## [Source passage]
*****
Skeletonization: supervised, inference
======================================

In this notebook we use the supervised module to extract length and head width using a model trained on manually annotated data. We will use the script `skeletons/main_supervised_skeletons_inference.py` to extract skeletons form the clips. 

We first import the necessary libraries: 

In [6]:
import argparse
import os
import sys
import torch
import cv2

from datetime import datetime
from pathlib import Path
from PIL import Image
from matplotlib import pyplot as plt
from PIL import Image
from skimage.morphology import thin
from torchvision import transforms
from tqdm import tqdm

import numpy as np
import pandas as pd
import pytorch_lightning as pl
import yaml

from mzbsuite.skeletons.mzb_skeletons_pilmodel import MZBModel_skels
from mzbsuite.skeletons.mzb_skeletons_helpers import paint_image_tensor, Denormalize
from mzbsuite.utils import cfg_to_arguments, find_checkpoints

# Set the thread layer used by MKL
os.environ["MKL_THREADING_LAYER"] = "GNU"
*****
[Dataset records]

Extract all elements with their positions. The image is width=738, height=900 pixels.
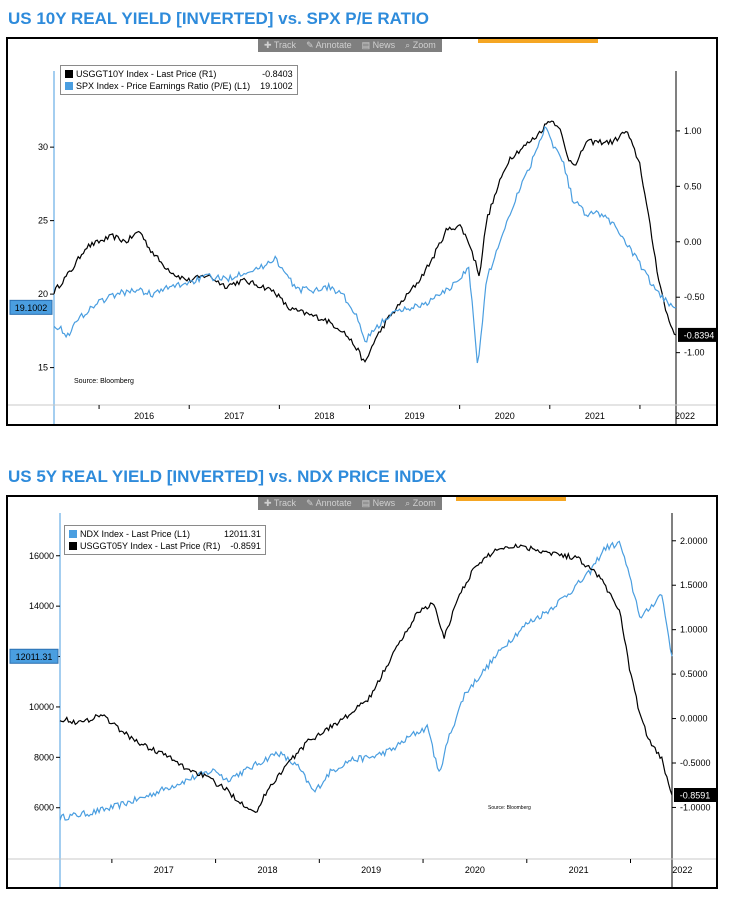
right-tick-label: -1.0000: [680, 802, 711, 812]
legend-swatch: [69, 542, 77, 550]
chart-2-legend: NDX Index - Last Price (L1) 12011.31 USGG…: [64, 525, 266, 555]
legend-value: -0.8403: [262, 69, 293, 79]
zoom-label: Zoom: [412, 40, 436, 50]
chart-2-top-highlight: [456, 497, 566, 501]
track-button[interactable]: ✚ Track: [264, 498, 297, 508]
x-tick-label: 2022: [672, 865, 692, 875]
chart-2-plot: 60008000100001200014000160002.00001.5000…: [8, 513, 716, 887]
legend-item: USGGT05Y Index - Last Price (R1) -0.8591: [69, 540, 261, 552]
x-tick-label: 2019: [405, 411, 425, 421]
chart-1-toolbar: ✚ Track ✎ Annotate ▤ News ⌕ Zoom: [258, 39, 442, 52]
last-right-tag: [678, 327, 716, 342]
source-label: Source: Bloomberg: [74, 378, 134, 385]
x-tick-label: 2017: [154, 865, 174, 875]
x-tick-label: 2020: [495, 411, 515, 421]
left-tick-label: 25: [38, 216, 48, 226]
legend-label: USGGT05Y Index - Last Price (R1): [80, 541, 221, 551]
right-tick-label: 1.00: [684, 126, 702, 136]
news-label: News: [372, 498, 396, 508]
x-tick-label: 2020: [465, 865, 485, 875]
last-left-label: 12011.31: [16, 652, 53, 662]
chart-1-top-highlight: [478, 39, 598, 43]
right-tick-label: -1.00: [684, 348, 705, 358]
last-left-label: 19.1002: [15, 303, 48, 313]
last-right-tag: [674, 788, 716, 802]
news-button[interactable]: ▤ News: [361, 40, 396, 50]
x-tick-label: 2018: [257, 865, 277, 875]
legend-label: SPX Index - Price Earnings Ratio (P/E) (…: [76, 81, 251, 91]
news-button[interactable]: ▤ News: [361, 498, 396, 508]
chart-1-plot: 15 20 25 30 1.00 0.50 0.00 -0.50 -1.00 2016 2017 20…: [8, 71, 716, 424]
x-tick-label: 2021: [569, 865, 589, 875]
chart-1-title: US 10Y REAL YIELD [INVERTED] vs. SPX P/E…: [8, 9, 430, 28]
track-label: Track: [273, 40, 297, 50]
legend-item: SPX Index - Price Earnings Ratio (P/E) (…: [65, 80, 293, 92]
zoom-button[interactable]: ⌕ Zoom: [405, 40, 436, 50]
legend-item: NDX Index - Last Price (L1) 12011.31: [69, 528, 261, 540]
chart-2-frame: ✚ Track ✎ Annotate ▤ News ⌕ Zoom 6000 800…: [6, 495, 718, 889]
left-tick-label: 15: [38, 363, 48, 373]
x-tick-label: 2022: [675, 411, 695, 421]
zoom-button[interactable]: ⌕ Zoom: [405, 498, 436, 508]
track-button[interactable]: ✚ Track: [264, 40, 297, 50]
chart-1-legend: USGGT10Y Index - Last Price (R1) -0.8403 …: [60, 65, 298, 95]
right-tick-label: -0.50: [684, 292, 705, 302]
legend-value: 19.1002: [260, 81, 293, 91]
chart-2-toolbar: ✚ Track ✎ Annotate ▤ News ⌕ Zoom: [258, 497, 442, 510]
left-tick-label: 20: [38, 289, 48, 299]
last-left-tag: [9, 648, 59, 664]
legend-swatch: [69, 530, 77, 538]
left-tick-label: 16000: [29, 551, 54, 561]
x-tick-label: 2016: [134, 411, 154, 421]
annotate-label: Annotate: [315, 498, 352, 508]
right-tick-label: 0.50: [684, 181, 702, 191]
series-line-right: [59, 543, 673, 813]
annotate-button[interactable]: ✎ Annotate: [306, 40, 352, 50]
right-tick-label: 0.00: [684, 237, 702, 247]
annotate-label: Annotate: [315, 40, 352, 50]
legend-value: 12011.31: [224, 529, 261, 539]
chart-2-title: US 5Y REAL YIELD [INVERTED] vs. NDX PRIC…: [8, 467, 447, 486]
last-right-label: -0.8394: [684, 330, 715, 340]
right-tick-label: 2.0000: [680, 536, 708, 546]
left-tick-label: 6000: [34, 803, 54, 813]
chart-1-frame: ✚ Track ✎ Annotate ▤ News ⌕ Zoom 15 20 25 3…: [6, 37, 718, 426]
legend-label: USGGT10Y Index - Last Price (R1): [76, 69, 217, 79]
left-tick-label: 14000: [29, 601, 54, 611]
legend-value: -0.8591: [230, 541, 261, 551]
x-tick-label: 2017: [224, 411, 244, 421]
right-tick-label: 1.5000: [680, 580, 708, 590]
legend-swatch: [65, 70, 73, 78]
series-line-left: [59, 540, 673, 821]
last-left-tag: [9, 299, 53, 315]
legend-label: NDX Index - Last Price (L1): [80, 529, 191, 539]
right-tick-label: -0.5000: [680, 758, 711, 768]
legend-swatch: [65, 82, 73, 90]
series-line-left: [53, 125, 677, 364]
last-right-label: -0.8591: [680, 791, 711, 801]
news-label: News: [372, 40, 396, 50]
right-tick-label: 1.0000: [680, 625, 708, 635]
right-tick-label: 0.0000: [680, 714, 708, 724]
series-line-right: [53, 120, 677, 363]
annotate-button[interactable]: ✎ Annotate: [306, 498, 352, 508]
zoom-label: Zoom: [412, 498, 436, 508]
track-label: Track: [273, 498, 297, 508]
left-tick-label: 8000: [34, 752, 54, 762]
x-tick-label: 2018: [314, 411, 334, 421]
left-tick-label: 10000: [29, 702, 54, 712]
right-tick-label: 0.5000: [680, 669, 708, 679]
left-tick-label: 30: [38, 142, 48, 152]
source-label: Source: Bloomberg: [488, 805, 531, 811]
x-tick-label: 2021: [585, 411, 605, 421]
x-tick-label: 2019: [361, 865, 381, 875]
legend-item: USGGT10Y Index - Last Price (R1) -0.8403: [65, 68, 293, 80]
*****
## [Written instruction A]
In the skeletonization notebook, which script is used to extract skeletons from the clips?
## [Written instruction B]
Pick up the skeletonization notebook after its last line and continue it.

## [Written answer A]
The script `skeletons/main_supervised_skeletons_inference.py` is used.

## [Written answer B]
We need to set up some running parameters for the script too: 

In [7]:
ROOT_DIR = ROOT_DIR = Path("D:\mzb-workflow") #Path("/data/shared/mzb-workflow")
MODEL = "mit-b2-v1"

arguments = {
    "config_file": ROOT_DIR / "configs/mzb_example_config.yaml",
    "input_dir": ROOT_DIR / "data/bgb/derived/blobs",
    "input_type": "external", 
    "input_model": ROOT_DIR / f"models/mzb-skeleton-models/{MODEL}", 
    "output_dir": ROOT_DIR / "results/bgb/skeletons/skeletons_supervised",
    "save_masks": ROOT_DIR / "data/bgb/skeletons/skeletons_supervised", 
    "verbose": True,
}
    
with open(str(arguments["config_file"]), "r") as f:
    cfg = yaml.load(f, Loader=yaml.FullLoader)

# cfg["trcl_gpu_ids"] = None
print(arguments)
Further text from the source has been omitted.